::: Records shown
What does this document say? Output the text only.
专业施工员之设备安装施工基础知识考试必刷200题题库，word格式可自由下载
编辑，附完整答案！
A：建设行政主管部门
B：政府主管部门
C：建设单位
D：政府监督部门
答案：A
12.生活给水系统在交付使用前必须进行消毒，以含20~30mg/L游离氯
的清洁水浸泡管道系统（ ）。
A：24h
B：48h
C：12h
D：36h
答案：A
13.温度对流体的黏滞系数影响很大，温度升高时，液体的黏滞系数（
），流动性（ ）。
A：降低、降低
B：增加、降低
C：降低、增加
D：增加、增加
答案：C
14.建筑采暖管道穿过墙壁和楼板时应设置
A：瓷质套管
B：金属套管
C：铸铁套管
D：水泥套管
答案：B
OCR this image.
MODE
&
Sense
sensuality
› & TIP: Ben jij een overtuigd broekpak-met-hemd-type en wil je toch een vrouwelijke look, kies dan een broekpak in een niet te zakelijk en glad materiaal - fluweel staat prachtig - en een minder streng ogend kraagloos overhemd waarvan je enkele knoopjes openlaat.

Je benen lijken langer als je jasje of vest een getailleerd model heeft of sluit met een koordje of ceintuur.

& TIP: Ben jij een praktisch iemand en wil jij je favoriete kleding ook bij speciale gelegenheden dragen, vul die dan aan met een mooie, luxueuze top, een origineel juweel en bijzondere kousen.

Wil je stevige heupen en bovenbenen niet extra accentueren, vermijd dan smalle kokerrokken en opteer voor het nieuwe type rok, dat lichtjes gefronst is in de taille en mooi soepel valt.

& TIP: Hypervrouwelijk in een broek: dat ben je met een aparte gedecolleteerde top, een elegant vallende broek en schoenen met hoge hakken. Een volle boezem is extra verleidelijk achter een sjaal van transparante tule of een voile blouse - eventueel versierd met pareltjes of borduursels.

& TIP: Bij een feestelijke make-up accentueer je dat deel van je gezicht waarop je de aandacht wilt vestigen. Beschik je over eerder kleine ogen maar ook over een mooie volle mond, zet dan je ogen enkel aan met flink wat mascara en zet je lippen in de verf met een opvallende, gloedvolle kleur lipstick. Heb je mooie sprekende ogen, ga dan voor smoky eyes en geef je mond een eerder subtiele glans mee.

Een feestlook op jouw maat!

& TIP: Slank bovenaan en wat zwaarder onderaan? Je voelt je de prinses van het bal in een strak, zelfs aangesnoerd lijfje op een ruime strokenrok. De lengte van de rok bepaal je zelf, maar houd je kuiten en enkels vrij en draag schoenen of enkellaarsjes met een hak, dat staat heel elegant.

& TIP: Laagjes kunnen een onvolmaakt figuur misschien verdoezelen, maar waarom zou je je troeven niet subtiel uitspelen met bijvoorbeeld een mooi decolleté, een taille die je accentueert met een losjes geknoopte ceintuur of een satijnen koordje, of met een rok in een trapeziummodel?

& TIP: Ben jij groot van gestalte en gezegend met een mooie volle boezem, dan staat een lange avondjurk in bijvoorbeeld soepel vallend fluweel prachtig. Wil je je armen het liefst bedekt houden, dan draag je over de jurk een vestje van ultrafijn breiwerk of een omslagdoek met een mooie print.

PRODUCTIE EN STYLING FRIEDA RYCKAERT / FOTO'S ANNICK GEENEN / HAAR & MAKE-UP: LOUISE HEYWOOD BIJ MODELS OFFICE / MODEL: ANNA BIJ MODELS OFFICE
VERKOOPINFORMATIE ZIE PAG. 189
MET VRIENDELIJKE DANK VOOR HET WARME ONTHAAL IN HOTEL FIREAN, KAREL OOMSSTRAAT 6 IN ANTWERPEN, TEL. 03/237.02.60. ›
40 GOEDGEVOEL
::::::
Aim
From the listing, copy every line where the string "schoenen" appears.

Answer to this task
& TIP: Hypervrouwelijk in een broek: dat ben je met een aparte gedecolleteerde top, een elegant vallende broek en schoenen met hoge hakken. Een volle boezem is extra verleidelijk achter een sjaal van transparante tule of een voile blouse - eventueel versierd met pareltjes of borduursels.
& TIP: Slank bovenaan en wat zwaarder onderaan? Je voelt je de prinses van het bal in een strak, zelfs aangesnoerd lijfje op een ruime strokenrok. De lengte van de rok bepaal je zelf, maar houd je kuiten en enkels vrij en draag schoenen of enkellaarsjes met een hak, dat staat heel elegant.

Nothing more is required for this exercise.